• Selection:
## BEGIN
Aylwin by Theodore Watts-Dunton
published 1898
Oh the irony.
The reason I have just read this book was because it was
one of those ‘books that were on every shelf’. Talking about Axel
Munthe’s The Story of San Michele recently, I said it was a
book almost completely forgotten now, but in its day a massive bestseller. And
that meant that every second-hand-bookstore, every charity shop, and every
holiday home or hotel with a bookshelf – they all had a copy of it, back in the
day. A lot of readers completely understood what I was saying, and suggested
other books that came into the same category. This one, Aylwin by Theodore
Watts-Dunton, was the most-mentioned title in this context. Again, like the
Munthe, it was a massive bestseller, going into endless editions, selling
uncountable copies. Each book is surrounded by prefaces and introductions from its
author. Each is now almost forgotten.
## END
• Excerpted data:
## BEGIN
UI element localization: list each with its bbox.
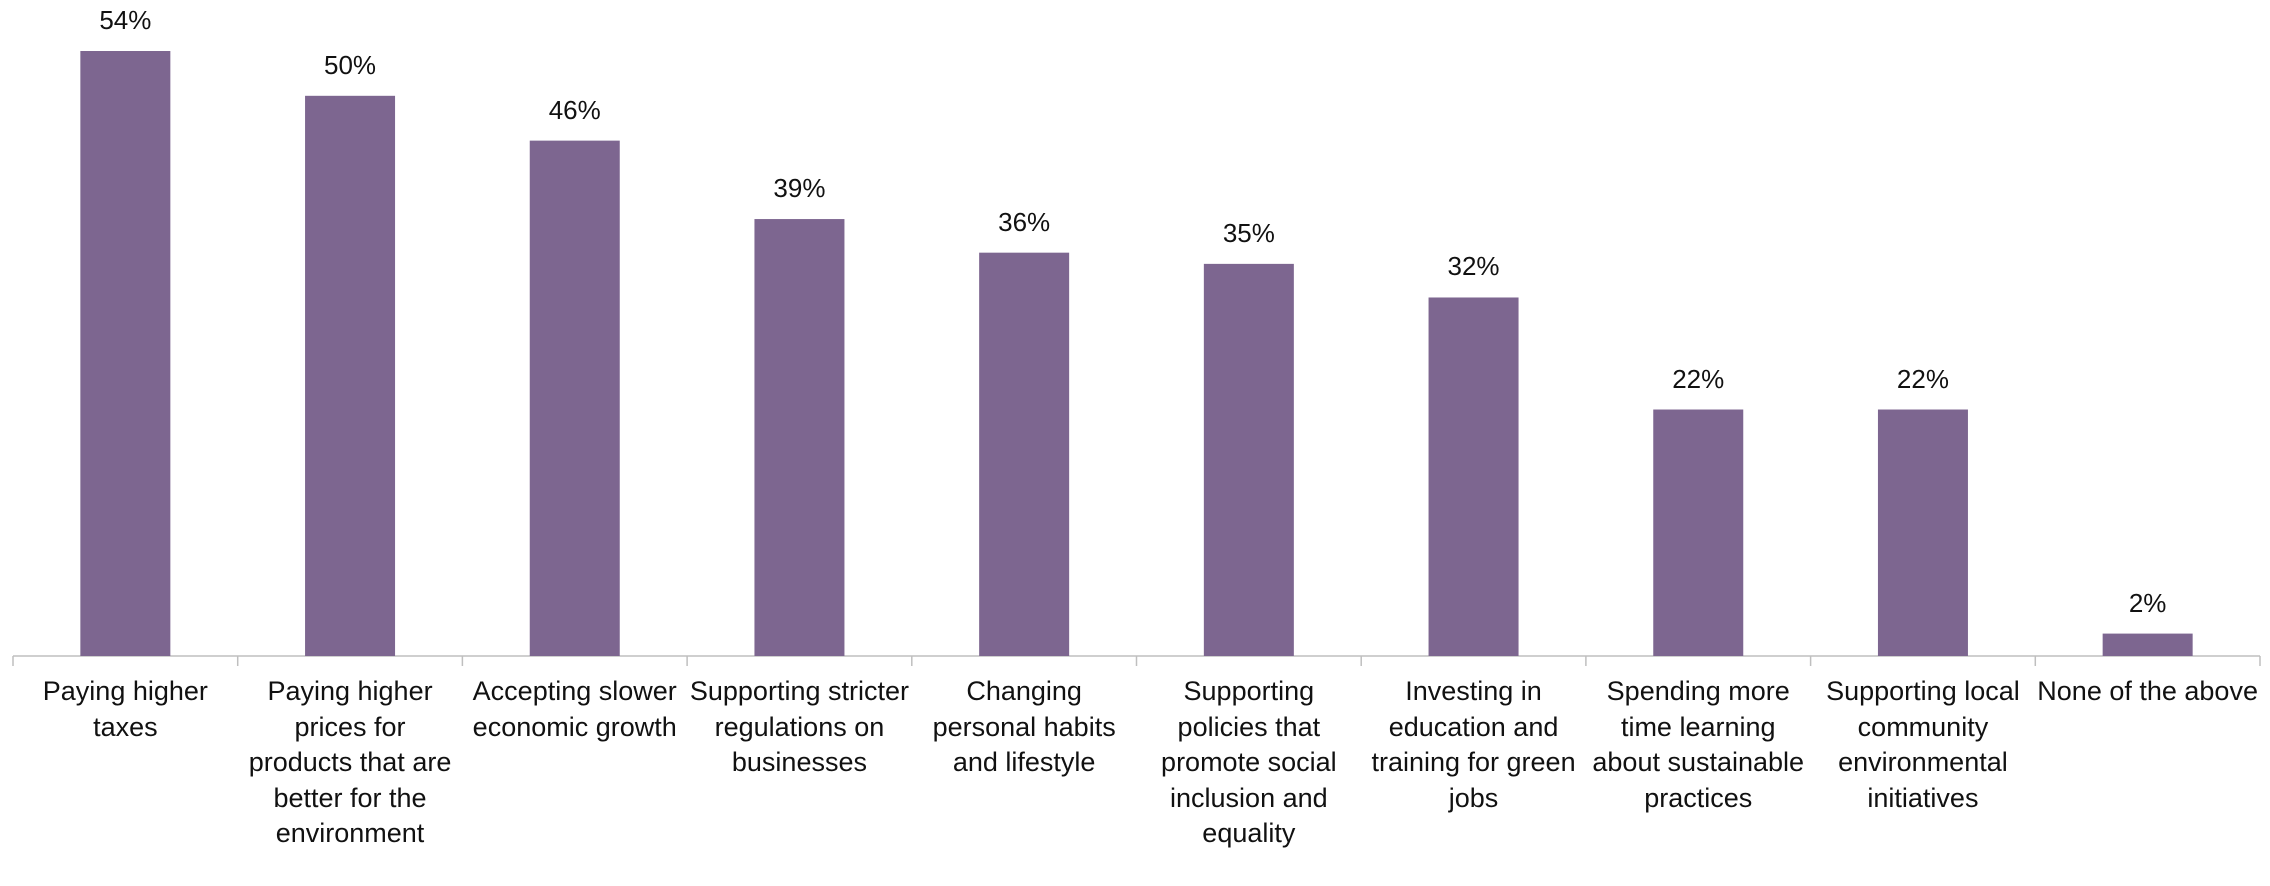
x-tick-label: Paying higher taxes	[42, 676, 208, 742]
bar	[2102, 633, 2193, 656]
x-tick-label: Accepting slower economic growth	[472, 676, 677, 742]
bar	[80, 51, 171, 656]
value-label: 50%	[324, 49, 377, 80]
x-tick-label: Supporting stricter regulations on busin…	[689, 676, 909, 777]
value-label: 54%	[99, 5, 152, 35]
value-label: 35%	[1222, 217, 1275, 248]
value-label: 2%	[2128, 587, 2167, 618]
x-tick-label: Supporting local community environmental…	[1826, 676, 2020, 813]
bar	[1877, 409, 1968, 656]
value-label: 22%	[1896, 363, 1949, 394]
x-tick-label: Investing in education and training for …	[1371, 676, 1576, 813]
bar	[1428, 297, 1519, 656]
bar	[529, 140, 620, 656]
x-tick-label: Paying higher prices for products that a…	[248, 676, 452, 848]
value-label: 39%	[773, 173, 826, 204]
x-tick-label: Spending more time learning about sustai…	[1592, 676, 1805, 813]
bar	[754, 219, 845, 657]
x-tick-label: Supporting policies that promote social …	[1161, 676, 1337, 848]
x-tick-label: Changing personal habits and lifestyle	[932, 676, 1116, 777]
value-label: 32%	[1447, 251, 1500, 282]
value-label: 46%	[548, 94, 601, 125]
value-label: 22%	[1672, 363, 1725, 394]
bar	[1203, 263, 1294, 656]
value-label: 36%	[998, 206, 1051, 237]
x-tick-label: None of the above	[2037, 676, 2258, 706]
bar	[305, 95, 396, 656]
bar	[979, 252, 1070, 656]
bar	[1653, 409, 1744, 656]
## END
• What the task asks: Could you resume the piece on Aylwin and the forgotten bestsellers, continuing after its final sentence?

• Answer to this exercise:
One friend wrote to me to say 'my grandmother was so impressed that she named her daughter - born 1917 - Aylwin. I always thought it was an excellent name: unusual, but not outlandish, just what you want, imho. I wonder how many other children were given it. I've never met any of them, but probably it spiked around that time.'
I decided to take on the job and read Aylwin – about
which I knew nothing - and the irony is that it was really hard to find a
decent copy online. The usual sources weren’t abounding in paper copies either.
This book truly has disappeared… And there is surprisingly little written about
it online (considering everyone has their moment now). There is one academic
who writes about TD-W, Professor Catherine Maxwell of London University, who
says this book is ‘a strange mixture of gipsy lore, the occult, mesmerism and
romanticism.’ Fair comment.
I bought a copy (very cheaply) on Kindle, but it was badly formatted and literally hard to read. There was a copy in the Internet Archive Library, but that wasn’t
easy to deal with either. I found it also on Project Gutenberg which was much
clearer, but didn’t have much structure to help. So – I read this book on my
laptop, with three copies of it open, switching between the screens. If I
needed to search or check something I used one, to copy a quote I used another,
to actually read I moved among them. It was bizarre.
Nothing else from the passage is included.